— START OF Entries shown —
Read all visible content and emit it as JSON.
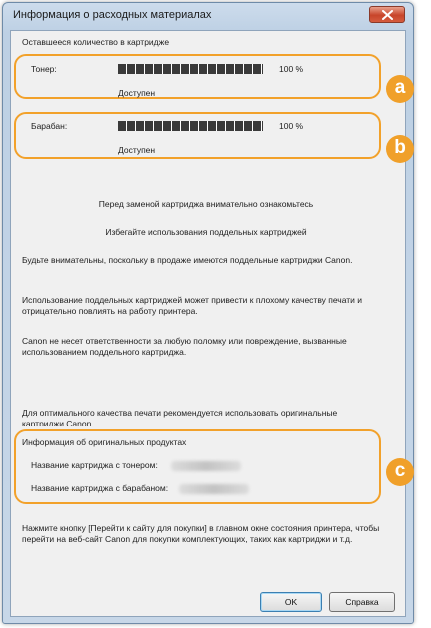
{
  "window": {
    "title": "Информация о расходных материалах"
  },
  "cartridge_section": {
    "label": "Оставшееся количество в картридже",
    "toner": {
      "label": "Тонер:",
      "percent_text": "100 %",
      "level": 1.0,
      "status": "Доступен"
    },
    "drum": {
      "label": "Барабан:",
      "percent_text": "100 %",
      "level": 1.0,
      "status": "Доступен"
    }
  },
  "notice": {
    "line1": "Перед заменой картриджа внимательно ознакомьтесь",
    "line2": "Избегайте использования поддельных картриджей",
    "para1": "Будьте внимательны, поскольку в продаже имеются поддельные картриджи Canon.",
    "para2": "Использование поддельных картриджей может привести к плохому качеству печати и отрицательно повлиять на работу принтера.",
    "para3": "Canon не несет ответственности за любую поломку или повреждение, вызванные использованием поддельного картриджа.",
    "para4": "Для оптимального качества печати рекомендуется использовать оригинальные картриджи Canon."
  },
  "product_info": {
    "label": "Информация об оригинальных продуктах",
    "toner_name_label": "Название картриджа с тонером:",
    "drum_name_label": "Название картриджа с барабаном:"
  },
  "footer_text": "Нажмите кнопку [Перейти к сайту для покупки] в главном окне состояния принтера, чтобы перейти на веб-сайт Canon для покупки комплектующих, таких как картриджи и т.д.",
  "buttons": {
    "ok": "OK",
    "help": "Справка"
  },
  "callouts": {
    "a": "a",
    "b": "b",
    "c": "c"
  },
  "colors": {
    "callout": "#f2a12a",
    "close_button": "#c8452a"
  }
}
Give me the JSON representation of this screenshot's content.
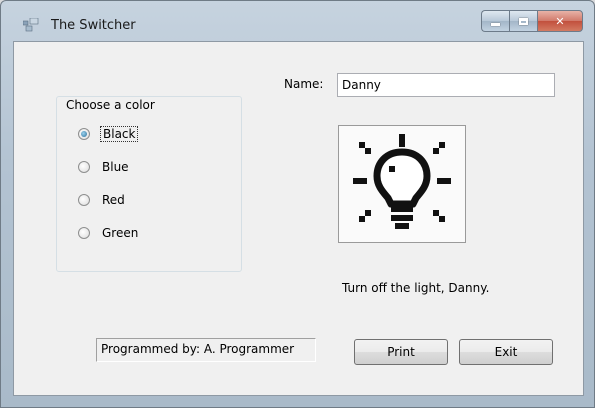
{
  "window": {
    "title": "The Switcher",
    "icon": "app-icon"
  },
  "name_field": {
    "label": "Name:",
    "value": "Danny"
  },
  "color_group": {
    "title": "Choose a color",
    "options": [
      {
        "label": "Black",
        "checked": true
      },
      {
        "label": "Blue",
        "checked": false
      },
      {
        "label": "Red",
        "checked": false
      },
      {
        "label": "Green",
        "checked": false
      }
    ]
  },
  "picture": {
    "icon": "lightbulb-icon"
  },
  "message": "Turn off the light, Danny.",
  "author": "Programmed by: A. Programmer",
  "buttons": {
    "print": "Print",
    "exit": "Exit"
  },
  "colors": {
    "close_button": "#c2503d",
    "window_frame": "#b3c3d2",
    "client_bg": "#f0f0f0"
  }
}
— END OF Entries shown —
> **Problem to work on**
Each line above that includes "картриджей" should be shown.

> **Solution for this problem**
    "line2": "Избегайте использования поддельных картриджей",
    "para2": "Использование поддельных картриджей может привести к плохому качеству печати и отрицательно повлиять на работу принтера.",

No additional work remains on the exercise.